* AVAILABLE DATA
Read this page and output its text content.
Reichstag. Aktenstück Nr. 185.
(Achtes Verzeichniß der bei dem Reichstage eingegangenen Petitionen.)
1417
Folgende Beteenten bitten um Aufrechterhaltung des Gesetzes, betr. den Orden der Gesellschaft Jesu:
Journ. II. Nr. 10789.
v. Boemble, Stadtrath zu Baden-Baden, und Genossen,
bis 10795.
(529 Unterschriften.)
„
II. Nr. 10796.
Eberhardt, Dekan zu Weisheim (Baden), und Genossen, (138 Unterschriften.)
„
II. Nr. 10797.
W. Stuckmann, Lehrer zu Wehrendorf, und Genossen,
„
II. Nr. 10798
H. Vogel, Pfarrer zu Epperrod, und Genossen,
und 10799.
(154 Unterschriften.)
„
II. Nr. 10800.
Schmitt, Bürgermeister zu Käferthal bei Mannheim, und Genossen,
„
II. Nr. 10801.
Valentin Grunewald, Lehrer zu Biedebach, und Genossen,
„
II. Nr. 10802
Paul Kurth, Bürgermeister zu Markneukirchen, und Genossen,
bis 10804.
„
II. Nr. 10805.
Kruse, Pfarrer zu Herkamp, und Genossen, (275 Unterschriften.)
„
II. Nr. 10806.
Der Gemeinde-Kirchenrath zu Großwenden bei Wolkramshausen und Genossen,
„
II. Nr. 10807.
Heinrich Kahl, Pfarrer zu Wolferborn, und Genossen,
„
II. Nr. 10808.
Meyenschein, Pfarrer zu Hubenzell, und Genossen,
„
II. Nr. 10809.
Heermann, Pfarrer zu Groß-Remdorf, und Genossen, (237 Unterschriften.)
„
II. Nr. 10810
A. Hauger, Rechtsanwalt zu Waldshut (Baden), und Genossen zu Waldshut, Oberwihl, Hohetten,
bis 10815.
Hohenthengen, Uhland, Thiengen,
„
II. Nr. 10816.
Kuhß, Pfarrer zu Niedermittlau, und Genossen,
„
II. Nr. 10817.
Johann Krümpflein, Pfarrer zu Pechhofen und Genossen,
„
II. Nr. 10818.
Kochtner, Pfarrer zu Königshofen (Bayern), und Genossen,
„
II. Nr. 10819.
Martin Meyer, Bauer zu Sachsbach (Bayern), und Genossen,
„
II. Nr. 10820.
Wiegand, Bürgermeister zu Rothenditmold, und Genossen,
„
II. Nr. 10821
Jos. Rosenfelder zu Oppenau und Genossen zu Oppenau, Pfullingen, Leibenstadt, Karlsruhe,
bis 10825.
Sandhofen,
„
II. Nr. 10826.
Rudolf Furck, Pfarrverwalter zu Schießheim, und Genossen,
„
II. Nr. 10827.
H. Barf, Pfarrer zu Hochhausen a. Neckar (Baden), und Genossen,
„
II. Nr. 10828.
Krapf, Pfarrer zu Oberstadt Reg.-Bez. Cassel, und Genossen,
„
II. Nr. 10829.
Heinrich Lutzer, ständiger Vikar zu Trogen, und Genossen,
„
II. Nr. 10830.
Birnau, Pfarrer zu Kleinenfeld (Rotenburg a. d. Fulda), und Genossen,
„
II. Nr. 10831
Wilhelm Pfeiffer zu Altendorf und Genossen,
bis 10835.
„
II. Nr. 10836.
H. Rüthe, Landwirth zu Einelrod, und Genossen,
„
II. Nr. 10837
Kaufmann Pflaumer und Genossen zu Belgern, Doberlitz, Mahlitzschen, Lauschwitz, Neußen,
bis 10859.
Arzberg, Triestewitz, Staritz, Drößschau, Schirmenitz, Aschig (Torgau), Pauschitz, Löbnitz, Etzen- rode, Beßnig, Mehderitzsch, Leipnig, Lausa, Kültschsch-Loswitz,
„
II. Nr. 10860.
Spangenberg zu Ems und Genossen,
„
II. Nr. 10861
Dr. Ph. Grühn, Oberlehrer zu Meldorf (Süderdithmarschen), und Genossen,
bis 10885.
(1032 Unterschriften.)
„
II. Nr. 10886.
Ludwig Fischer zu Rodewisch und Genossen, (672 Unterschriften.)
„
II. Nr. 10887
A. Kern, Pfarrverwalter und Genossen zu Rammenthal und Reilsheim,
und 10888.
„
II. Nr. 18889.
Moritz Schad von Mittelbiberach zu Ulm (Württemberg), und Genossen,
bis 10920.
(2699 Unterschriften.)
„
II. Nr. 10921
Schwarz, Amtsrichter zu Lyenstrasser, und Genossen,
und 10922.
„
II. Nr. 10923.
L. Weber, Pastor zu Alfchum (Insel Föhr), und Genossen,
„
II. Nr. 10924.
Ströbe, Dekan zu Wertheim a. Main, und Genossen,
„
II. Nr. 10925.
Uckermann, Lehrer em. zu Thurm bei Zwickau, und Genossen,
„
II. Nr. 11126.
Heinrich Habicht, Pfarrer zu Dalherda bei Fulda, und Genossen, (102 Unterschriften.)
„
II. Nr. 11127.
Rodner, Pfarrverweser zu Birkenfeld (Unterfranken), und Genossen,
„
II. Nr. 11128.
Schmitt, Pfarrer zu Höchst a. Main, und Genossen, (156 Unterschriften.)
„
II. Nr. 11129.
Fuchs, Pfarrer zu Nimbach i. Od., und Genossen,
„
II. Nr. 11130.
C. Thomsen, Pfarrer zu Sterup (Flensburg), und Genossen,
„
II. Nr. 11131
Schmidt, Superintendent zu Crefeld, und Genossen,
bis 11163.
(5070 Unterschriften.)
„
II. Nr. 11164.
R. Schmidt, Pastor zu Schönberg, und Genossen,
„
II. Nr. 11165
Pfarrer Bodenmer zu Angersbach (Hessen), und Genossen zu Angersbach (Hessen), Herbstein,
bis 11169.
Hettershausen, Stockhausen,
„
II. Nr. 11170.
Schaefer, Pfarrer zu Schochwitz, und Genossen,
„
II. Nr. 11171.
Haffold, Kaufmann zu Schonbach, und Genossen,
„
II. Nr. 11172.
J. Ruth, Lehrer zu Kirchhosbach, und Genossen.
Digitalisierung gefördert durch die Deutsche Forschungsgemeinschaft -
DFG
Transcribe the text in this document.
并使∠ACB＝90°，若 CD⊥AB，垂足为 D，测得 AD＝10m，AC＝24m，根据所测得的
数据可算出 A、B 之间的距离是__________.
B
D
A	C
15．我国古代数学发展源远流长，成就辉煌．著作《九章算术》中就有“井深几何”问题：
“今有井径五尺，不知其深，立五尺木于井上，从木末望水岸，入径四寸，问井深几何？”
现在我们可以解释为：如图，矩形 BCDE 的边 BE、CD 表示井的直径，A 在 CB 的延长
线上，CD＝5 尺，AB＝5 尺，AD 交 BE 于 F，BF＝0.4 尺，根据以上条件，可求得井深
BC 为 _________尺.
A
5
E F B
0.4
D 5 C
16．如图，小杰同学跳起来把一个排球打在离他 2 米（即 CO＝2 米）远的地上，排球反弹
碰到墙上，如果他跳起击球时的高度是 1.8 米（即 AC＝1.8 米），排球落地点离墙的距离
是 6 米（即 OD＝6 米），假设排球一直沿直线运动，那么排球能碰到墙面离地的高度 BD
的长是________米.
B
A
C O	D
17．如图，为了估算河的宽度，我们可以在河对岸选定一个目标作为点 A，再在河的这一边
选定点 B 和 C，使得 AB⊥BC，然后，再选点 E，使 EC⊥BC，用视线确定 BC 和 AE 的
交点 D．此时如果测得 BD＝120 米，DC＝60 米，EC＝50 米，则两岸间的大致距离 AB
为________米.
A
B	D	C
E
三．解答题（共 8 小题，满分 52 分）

* TASK OBJECTIVE
Copy each line that contains the word "this".

* SOLUTION
Read this page and output its text content.
Transcribe the text in this document.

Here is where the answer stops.